* **Exercise prompt**
Extract all lines containing "desc".

Dataset records:
---

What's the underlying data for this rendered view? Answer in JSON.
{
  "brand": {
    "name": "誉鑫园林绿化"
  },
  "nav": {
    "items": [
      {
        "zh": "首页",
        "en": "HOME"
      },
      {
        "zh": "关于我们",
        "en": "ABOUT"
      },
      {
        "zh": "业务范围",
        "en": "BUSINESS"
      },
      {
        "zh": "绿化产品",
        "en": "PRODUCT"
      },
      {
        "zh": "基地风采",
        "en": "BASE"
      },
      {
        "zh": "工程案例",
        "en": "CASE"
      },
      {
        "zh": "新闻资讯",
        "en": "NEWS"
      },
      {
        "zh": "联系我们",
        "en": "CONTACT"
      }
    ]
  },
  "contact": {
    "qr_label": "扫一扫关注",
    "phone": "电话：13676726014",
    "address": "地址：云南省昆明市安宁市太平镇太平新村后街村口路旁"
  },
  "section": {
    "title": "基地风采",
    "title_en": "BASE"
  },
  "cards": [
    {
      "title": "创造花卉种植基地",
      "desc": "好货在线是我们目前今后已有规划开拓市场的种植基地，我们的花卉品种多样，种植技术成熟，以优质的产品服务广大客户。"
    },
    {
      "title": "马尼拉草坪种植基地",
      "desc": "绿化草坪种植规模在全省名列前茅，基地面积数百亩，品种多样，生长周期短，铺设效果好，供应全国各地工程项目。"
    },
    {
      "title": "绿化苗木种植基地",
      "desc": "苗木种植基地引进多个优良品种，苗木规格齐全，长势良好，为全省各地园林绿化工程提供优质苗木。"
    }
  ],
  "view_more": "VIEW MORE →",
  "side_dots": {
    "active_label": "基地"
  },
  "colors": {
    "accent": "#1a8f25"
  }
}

---

* **Reply to the task**
      "desc": "好货在线是我们目前今后已有规划开拓市场的种植基地，我们的花卉品种多样，种植技术成熟，以优质的产品服务广大客户。"
      "desc": "绿化草坪种植规模在全省名列前茅，基地面积数百亩，品种多样，生长周期短，铺设效果好，供应全国各地工程项目。"
      "desc": "苗木种植基地引进多个优良品种，苗木规格齐全，长势良好，为全省各地园林绿化工程提供优质苗木。"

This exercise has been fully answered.